* AIM
Find all lines in the listing that include the word "this", then copy them.

** BEGIN PROVIDED MATERIAL **

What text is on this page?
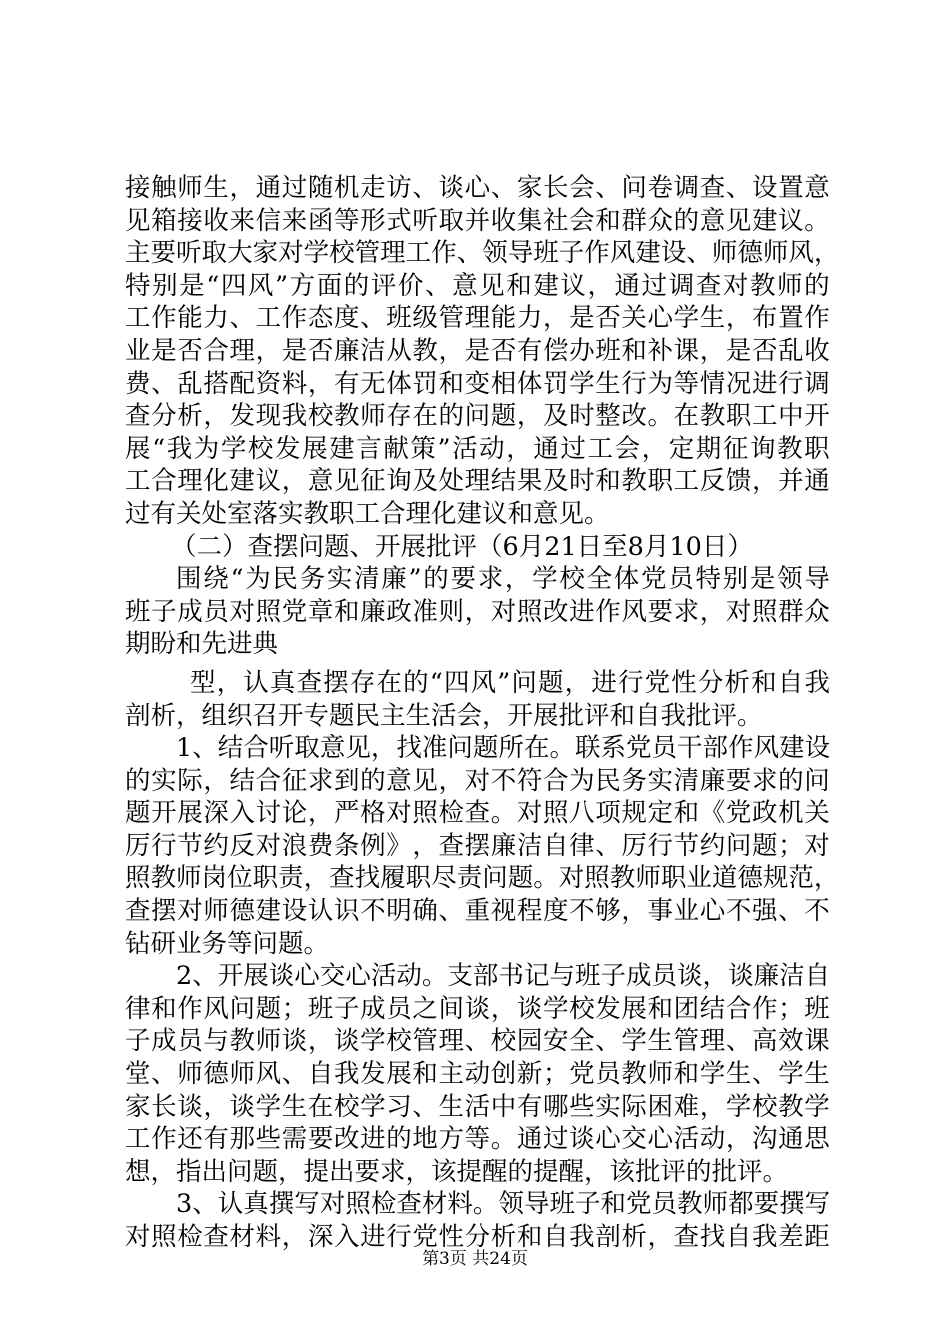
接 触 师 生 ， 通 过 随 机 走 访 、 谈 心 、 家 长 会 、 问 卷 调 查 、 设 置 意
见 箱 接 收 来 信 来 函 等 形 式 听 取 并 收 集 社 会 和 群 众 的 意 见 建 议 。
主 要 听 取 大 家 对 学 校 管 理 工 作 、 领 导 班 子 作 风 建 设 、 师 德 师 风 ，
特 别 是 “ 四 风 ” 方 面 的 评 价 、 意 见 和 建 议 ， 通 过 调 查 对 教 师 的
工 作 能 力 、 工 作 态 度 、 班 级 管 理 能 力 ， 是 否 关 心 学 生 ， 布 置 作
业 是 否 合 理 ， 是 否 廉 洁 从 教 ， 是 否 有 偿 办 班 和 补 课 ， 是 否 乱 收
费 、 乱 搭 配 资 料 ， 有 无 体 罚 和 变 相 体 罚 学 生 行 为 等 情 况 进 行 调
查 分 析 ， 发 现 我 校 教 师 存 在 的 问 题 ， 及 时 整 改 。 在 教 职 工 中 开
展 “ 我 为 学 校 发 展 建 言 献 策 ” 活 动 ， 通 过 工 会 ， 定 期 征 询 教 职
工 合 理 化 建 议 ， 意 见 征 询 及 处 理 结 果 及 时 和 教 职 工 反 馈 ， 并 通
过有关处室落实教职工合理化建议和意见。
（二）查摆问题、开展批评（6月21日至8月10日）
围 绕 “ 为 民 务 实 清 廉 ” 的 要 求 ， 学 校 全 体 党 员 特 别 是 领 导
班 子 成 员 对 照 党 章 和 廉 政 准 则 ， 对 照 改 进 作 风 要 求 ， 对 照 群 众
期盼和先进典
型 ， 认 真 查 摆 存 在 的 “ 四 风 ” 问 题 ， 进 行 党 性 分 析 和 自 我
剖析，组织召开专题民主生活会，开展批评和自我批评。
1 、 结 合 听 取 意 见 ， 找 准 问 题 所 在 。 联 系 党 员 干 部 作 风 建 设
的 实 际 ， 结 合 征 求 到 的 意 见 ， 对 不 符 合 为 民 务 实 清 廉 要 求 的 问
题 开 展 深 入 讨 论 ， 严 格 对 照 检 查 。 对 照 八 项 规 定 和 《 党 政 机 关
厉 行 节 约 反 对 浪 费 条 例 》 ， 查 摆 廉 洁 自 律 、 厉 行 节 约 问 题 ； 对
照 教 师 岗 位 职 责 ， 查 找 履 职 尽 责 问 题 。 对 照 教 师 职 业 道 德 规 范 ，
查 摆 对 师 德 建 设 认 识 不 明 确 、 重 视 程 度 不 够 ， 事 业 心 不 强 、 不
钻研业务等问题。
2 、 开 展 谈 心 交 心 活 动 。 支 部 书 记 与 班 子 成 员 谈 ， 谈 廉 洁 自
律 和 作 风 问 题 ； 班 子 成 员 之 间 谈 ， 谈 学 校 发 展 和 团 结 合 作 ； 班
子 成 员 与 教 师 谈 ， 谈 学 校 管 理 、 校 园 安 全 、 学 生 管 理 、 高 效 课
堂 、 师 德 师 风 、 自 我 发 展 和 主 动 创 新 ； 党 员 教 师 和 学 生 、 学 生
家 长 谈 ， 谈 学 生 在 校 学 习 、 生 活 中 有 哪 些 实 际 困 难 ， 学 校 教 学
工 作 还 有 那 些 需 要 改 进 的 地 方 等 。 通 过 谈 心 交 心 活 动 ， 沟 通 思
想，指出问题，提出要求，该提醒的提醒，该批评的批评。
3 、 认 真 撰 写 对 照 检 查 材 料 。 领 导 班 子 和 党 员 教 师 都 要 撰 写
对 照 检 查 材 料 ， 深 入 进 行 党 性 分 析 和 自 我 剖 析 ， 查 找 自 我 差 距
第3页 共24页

** END PROVIDED MATERIAL **
** BEGIN PROVIDED MATERIAL **

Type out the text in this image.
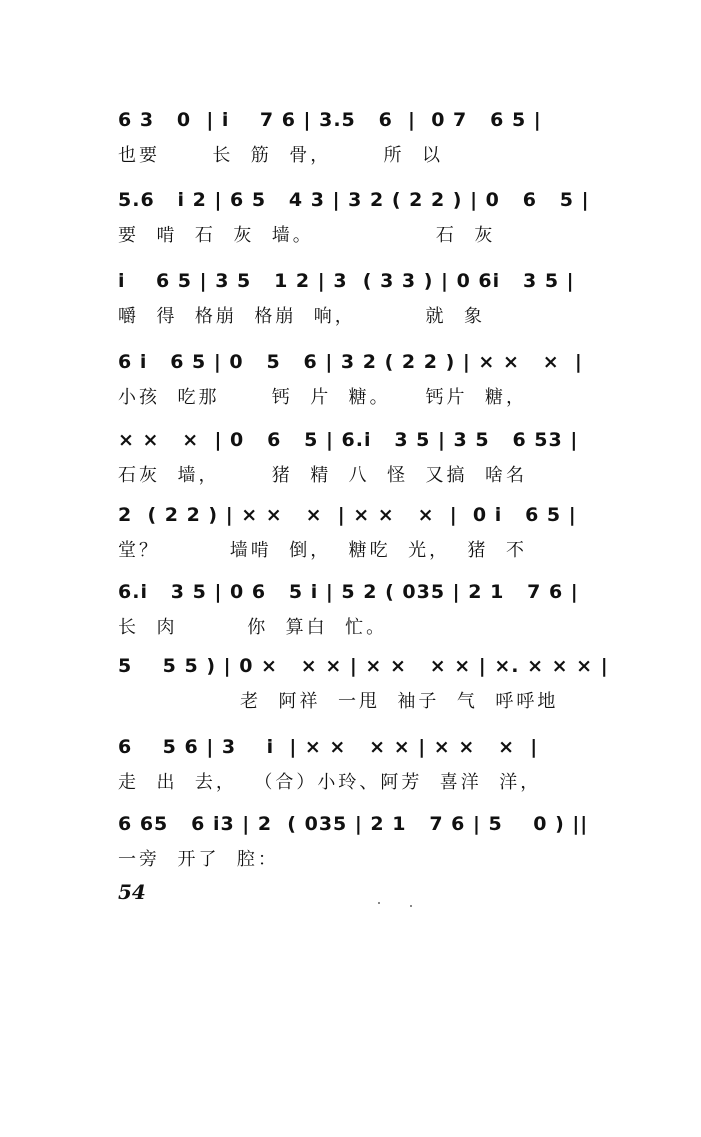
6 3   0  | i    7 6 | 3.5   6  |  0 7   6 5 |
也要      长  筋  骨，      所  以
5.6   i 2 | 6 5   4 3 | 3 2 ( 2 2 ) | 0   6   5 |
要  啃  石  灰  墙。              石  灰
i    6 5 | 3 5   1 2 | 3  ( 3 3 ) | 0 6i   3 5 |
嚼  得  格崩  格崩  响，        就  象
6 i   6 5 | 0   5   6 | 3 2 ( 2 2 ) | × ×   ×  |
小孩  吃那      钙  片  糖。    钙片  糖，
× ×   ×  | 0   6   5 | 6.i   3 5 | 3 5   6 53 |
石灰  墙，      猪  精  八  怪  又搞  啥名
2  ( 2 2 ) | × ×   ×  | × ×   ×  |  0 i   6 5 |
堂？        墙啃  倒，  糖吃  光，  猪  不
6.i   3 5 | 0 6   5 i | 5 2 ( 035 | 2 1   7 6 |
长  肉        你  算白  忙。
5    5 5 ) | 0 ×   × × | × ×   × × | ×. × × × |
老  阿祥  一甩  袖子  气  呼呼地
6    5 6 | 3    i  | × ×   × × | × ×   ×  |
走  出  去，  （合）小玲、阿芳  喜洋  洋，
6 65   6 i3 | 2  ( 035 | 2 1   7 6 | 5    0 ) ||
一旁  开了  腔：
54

** END PROVIDED MATERIAL **

* SOLUTION TO THE PROBLEM
What text is on this page?
Type out the text in this image.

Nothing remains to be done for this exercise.